--- start SELECTED EXCERPT ---

Director Harold Young, Screenplay Griffin Jay & Henry Sucher, Story Neil P. Varnick, Photography (b&w) George Robinson, Music Director H.J. Salter, Makeup Jack Pierce, Art Direction Jack Ottersen. Production Company Universal.
Cast:
Lon Chaney [Jr] (Kharis), John Hubbard (Dr John Banning), Turhan Bey (Mehemet Bey), Elyse Knox (Isobel Evans), Dick Foran (Stephen Banning), Wallace Ford (Babe Hanson), George Zucco (Andoheb)
Plot: It is thirty years after the Banning expedition to Egypt to find the tomb of Princess Ananka. Mehemet Bey, a disciple of the cult of Akran, travels to the town of Mapleton with the mummy of Kharis to exact revenge on the aging Stephen Banning and his family. While there, Bey becomes obsessed with Isobel Evans, the fiancee of Bannings son John, and determines that she will be his immortal bride.
The Mummys Tomb was the third of Universals Mummy films. Like all the films that would follow it (see below), it is a direct sequel to The Mummys Hand (1940) rather than the original The Mummy (1932). It also introduces Lon Chaney Jr in the part of the mummy Kharis, a role he would also play in the two subsequent films.
Every Universal Mummy films from The Mummys Hand onwards was thoroughly routine, but this is the dreariest of them all. The plot is the most routine and least standout of the series. Sadly for the film the most exciting it ever gets is during the footage that has been taken direct from The Mummys Hand. There is a good 10-15 minutes of this material although in a film like this, which is only 71 minutes long, this amounts to nearly a quarter of the total running time. The darkly handsome Turhan Bey has a certain presence as the high priest the one feature of this entry is that it has no reincarnations of Princess Ananka, rather Bey just gets horny and decides to make the heroine his immortal bride. Chaneys Kharis is a dull shuffler without threat. The film becomes moderately exciting at the climax with Kharis is pursued through a graveyard and into an antebellum mansion where the villagers then burn the whole house down. The film was made during the War and amusingly has the hero doing his patriotic duty and going off to enlist for the War effort and about to marry the heroine before he leaves.

--- end SELECTED EXCERPT ---

- _GIVEN TASK 1_:
In the film review, which town does Mehemet Bey take the mummy of Kharis to?

--- start ENTRIES PROVIDED ---

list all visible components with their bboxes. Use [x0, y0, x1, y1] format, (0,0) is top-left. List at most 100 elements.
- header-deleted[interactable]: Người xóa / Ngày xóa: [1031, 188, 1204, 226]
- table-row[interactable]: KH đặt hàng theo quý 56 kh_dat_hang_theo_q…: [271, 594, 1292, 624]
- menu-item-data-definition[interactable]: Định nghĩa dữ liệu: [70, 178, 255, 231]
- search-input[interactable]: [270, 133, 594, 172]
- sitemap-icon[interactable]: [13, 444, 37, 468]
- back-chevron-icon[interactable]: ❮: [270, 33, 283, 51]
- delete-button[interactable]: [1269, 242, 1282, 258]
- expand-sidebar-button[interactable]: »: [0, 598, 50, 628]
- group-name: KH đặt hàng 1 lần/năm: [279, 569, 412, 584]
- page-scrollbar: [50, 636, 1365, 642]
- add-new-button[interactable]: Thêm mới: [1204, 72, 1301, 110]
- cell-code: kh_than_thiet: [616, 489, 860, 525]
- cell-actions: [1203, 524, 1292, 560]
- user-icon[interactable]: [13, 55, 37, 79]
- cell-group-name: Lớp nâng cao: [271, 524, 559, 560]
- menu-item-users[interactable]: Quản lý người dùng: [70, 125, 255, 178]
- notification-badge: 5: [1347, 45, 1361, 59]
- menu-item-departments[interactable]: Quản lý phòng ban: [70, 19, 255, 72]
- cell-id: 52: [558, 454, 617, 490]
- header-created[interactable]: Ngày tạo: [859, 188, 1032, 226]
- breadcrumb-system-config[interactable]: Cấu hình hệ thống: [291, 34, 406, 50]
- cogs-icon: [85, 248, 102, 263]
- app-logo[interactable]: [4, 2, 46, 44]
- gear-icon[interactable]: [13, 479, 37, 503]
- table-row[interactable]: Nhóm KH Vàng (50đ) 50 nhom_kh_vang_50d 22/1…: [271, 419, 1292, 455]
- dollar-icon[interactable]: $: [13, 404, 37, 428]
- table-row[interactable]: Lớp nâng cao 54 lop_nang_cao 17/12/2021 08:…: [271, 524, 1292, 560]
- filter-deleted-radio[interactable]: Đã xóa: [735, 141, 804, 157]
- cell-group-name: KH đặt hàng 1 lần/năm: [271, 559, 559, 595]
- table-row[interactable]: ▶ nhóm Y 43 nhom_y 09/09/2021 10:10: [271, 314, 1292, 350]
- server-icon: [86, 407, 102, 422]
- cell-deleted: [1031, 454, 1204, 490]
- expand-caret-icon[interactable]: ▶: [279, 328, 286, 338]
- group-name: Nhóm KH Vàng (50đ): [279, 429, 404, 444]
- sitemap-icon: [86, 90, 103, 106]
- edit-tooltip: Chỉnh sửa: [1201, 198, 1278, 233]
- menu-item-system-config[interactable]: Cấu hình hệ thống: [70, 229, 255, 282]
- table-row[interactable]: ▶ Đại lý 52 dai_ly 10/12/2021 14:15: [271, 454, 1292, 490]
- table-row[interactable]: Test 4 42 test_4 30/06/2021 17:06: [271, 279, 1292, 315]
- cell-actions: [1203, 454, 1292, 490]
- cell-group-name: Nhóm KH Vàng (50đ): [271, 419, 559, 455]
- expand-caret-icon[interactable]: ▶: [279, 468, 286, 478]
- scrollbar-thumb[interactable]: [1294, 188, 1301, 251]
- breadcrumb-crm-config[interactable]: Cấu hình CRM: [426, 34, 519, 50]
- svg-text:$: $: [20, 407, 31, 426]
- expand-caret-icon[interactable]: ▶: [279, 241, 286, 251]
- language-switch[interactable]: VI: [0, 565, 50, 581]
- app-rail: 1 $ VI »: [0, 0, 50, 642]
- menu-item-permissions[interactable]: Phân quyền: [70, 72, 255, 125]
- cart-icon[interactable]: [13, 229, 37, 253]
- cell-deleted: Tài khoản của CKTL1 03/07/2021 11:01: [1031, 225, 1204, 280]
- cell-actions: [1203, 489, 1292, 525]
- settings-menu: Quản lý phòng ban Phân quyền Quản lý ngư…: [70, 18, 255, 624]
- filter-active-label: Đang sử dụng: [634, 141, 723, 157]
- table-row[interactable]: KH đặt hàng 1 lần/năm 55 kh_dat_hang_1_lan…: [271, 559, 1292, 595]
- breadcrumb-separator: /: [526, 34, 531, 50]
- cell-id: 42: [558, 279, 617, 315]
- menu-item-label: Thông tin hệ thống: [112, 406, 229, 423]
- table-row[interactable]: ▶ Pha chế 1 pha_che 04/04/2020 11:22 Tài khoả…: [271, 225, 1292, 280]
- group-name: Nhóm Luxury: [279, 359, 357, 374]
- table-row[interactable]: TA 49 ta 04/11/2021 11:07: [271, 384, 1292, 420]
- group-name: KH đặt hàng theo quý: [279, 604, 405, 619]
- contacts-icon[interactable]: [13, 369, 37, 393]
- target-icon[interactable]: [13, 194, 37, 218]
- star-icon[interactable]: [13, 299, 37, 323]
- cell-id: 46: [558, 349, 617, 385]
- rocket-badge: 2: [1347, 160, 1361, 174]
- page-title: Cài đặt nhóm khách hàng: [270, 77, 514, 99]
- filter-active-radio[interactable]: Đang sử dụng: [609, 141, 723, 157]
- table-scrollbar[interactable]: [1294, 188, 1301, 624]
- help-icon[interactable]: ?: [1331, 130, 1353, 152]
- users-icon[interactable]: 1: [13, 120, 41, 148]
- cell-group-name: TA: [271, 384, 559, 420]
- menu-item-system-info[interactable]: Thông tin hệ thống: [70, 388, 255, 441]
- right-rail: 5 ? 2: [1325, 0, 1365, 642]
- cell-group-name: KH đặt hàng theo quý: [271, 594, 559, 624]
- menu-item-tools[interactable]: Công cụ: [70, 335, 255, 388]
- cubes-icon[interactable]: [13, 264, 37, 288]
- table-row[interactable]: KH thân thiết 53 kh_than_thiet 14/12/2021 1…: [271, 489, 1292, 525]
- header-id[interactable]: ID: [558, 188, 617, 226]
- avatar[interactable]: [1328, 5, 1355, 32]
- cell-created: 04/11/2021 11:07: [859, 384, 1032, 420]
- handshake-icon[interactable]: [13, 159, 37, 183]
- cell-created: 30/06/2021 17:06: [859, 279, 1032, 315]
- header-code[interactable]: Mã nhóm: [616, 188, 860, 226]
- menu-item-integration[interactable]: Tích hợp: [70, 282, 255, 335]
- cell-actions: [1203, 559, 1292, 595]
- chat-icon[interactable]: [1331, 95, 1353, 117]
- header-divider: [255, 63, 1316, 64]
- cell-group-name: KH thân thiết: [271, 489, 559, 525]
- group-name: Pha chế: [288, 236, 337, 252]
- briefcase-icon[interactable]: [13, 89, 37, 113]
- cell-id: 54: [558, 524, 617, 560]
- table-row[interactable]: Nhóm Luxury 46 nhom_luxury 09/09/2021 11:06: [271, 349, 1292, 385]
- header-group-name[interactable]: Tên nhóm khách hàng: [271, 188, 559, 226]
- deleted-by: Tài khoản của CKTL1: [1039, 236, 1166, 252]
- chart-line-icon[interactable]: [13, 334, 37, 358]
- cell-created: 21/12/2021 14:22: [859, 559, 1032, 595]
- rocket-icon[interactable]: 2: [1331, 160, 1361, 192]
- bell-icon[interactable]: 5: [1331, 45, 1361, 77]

--- end ENTRIES PROVIDED ---

- _GIVEN TASK 2_:
Duplicate the listing line for line, starting at its first line and ending at the line that contains "- search-input[interactable]: [270, 133, 594, 172]".

- _EXERCISE SOLUTION 1_:
Mapleton

- _EXERCISE SOLUTION 2_:
list all visible components with their bboxes. Use [x0, y0, x1, y1] format, (0,0) is top-left. List at most 100 elements.
- header-deleted[interactable]: Người xóa / Ngày xóa: [1031, 188, 1204, 226]
- table-row[interactable]: KH đặt hàng theo quý 56 kh_dat_hang_theo_q…: [271, 594, 1292, 624]
- menu-item-data-definition[interactable]: Định nghĩa dữ liệu: [70, 178, 255, 231]
- search-input[interactable]: [270, 133, 594, 172]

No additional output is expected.